Problem details — Reproduce each line of the material precisely.
☆ ☆ ☆ ☆
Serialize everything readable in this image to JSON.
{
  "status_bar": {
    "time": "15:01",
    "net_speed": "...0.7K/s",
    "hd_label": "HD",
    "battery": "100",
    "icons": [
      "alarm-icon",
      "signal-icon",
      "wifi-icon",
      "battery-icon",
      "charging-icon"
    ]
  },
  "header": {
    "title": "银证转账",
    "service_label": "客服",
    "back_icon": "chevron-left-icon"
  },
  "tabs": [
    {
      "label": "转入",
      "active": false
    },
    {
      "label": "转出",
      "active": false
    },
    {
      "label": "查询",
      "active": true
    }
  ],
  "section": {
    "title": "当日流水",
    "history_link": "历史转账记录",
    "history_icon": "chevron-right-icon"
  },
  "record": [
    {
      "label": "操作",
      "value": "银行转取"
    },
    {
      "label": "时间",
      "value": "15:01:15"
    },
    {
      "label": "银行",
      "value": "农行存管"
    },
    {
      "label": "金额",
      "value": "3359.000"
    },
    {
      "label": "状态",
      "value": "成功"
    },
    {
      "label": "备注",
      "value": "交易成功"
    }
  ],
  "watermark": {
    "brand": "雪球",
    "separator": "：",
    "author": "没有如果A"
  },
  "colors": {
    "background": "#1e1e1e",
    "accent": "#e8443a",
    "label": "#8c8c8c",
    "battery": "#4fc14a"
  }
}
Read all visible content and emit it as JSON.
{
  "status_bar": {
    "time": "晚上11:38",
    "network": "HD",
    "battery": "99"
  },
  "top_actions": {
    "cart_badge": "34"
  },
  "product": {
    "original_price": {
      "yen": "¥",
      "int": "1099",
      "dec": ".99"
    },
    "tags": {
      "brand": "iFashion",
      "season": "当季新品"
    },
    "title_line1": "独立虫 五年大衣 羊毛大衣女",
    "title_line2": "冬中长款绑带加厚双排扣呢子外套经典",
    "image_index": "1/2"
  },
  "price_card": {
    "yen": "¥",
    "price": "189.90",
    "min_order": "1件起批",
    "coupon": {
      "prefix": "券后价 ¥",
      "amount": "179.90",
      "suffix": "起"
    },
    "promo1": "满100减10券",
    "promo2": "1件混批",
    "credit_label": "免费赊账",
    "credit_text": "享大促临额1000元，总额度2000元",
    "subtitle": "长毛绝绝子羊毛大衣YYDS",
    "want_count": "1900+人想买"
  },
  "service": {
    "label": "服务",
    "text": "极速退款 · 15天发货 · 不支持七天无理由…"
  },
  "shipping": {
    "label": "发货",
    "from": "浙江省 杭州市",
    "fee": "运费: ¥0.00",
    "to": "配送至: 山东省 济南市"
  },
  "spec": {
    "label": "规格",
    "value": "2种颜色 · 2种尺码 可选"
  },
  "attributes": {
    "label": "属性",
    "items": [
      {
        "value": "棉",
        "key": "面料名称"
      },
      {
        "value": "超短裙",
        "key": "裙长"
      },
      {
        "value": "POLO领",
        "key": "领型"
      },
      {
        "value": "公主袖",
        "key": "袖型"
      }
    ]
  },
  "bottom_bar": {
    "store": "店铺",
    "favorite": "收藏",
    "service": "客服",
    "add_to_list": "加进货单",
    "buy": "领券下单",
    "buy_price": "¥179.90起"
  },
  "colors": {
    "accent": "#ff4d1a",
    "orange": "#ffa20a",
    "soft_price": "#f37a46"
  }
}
☆ ☆ ☆ ☆
Task output —
Serialize everything readable in this image to JSON.
{
  "status_bar": {
    "time": "15:01",
    "net_speed": "...0.7K/s",
    "hd_label": "HD",
    "battery": "100",
    "icons": [
      "alarm-icon",
      "signal-icon",
      "wifi-icon",
      "battery-icon",
      "charging-icon"
    ]
  },
  "header": {
    "title": "银证转账",
    "service_label": "客服",
    "back_icon": "chevron-left-icon"
  },
  "tabs": [
    {
      "label": "转入",
      "active": false
    },
    {
      "label": "转出",
      "active": false
    },
    {
      "label": "查询",
      "active": true
    }
  ],
  "section": {
    "title": "当日流水",
    "history_link": "历史转账记录",
    "history_icon": "chevron-right-icon"
  },
  "record": [
    {
      "label": "操作",
      "value": "银行转取"
    },
    {
      "label": "时间",
      "value": "15:01:15"
    },
    {
      "label": "银行",
      "value": "农行存管"
    },
    {
      "label": "金额",
      "value": "3359.000"
    },
    {
      "label": "状态",
      "value": "成功"
    },
    {
      "label": "备注",
      "value": "交易成功"
    }
  ],
  "watermark": {
    "brand": "雪球",
    "separator": "：",
    "author": "没有如果A"
  },
  "colors": {
    "background": "#1e1e1e",
    "accent": "#e8443a",
    "label": "#8c8c8c",
    "battery": "#4fc14a"
  }
}
Read all visible content and emit it as JSON.
{
  "status_bar": {
    "time": "晚上11:38",
    "network": "HD",
    "battery": "99"
  },
  "top_actions": {
    "cart_badge": "34"
  },
  "product": {
    "original_price": {
      "yen": "¥",
      "int": "1099",
      "dec": ".99"
    },
    "tags": {
      "brand": "iFashion",
      "season": "当季新品"
    },
    "title_line1": "独立虫 五年大衣 羊毛大衣女",
    "title_line2": "冬中长款绑带加厚双排扣呢子外套经典",
    "image_index": "1/2"
  },
  "price_card": {
    "yen": "¥",
    "price": "189.90",
    "min_order": "1件起批",
    "coupon": {
      "prefix": "券后价 ¥",
      "amount": "179.90",
      "suffix": "起"
    },
    "promo1": "满100减10券",
    "promo2": "1件混批",
    "credit_label": "免费赊账",
    "credit_text": "享大促临额1000元，总额度2000元",
    "subtitle": "长毛绝绝子羊毛大衣YYDS",
    "want_count": "1900+人想买"
  },
  "service": {
    "label": "服务",
    "text": "极速退款 · 15天发货 · 不支持七天无理由…"
  },
  "shipping": {
    "label": "发货",
    "from": "浙江省 杭州市",
    "fee": "运费: ¥0.00",
    "to": "配送至: 山东省 济南市"
  },
  "spec": {
    "label": "规格",
    "value": "2种颜色 · 2种尺码 可选"
  },
  "attributes": {
    "label": "属性",
    "items": [
      {
        "value": "棉",
        "key": "面料名称"
      },
      {
        "value": "超短裙",
        "key": "裙长"
      },
      {
        "value": "POLO领",
        "key": "领型"
      },
      {
        "value": "公主袖",
        "key": "袖型"
      }
    ]
  },
  "bottom_bar": {
    "store": "店铺",
    "favorite": "收藏",
    "service": "客服",
    "add_to_list": "加进货单",
    "buy": "领券下单",
    "buy_price": "¥179.90起"
  },
  "colors": {
    "accent": "#ff4d1a",
    "orange": "#ffa20a",
    "soft_price": "#f37a46"
  }
}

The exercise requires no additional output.